--- Begin Data extract ---

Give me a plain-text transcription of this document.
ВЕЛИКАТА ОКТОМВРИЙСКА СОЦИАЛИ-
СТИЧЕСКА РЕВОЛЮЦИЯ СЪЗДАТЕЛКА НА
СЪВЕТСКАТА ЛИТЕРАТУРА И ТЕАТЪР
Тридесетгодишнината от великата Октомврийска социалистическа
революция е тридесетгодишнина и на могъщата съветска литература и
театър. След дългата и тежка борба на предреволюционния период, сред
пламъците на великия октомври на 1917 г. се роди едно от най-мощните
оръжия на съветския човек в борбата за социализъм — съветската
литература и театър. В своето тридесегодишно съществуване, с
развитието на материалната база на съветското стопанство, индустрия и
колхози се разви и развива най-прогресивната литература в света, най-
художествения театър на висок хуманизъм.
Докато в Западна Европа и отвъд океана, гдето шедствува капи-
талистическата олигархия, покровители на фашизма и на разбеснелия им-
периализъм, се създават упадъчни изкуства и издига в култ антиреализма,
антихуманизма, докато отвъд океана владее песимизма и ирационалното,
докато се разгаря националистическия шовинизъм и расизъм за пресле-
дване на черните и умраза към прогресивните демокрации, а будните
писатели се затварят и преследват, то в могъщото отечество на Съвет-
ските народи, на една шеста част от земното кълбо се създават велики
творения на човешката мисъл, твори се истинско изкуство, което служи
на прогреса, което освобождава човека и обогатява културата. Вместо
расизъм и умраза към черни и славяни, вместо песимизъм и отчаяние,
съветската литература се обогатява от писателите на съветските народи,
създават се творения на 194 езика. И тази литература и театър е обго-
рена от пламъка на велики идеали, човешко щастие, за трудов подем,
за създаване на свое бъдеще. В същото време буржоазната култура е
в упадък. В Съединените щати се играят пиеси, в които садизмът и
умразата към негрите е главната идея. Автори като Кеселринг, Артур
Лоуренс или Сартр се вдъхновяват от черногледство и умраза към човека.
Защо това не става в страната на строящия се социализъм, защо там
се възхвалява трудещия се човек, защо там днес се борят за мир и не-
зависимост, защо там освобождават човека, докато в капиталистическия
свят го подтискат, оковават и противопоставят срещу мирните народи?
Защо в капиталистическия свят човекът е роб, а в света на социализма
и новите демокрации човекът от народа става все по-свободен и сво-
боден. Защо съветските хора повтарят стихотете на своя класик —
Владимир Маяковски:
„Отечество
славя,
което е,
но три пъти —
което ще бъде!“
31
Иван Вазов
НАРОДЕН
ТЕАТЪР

--- End Data extract ---

Exercise directions >>
Restate all of the entries above precisely.

Result >>
Give me a plain-text transcription of this document.
ВЕЛИКАТА ОКТОМВРИЙСКА СОЦИАЛИ-
СТИЧЕСКА РЕВОЛЮЦИЯ СЪЗДАТЕЛКА НА
СЪВЕТСКАТА ЛИТЕРАТУРА И ТЕАТЪР
Тридесетгодишнината от великата Октомврийска социалистическа
революция е тридесетгодишнина и на могъщата съветска литература и
театър. След дългата и тежка борба на предреволюционния период, сред
пламъците на великия октомври на 1917 г. се роди едно от най-мощните
оръжия на съветския човек в борбата за социализъм — съветската
литература и театър. В своето тридесегодишно съществуване, с
развитието на материалната база на съветското стопанство, индустрия и
колхози се разви и развива най-прогресивната литература в света, най-
художествения театър на висок хуманизъм.
Докато в Западна Европа и отвъд океана, гдето шедствува капи-
талистическата олигархия, покровители на фашизма и на разбеснелия им-
периализъм, се създават упадъчни изкуства и издига в култ антиреализма,
антихуманизма, докато отвъд океана владее песимизма и ирационалното,
докато се разгаря националистическия шовинизъм и расизъм за пресле-
дване на черните и умраза към прогресивните демокрации, а будните
писатели се затварят и преследват, то в могъщото отечество на Съвет-
ските народи, на една шеста част от земното кълбо се създават велики
творения на човешката мисъл, твори се истинско изкуство, което служи
на прогреса, което освобождава човека и обогатява културата. Вместо
расизъм и умраза към черни и славяни, вместо песимизъм и отчаяние,
съветската литература се обогатява от писателите на съветските народи,
създават се творения на 194 езика. И тази литература и театър е обго-
рена от пламъка на велики идеали, човешко щастие, за трудов подем,
за създаване на свое бъдеще. В същото време буржоазната култура е
в упадък. В Съединените щати се играят пиеси, в които садизмът и
умразата към негрите е главната идея. Автори като Кеселринг, Артур
Лоуренс или Сартр се вдъхновяват от черногледство и умраза към човека.
Защо това не става в страната на строящия се социализъм, защо там
се възхвалява трудещия се човек, защо там днес се борят за мир и не-
зависимост, защо там освобождават човека, докато в капиталистическия
свят го подтискат, оковават и противопоставят срещу мирните народи?
Защо в капиталистическия свят човекът е роб, а в света на социализма
и новите демокрации човекът от народа става все по-свободен и сво-
боден. Защо съветските хора повтарят стихотете на своя класик —
Владимир Маяковски:
„Отечество
славя,
което е,
но три пъти —
което ще бъде!“
31
Иван Вазов
НАРОДЕН
ТЕАТЪР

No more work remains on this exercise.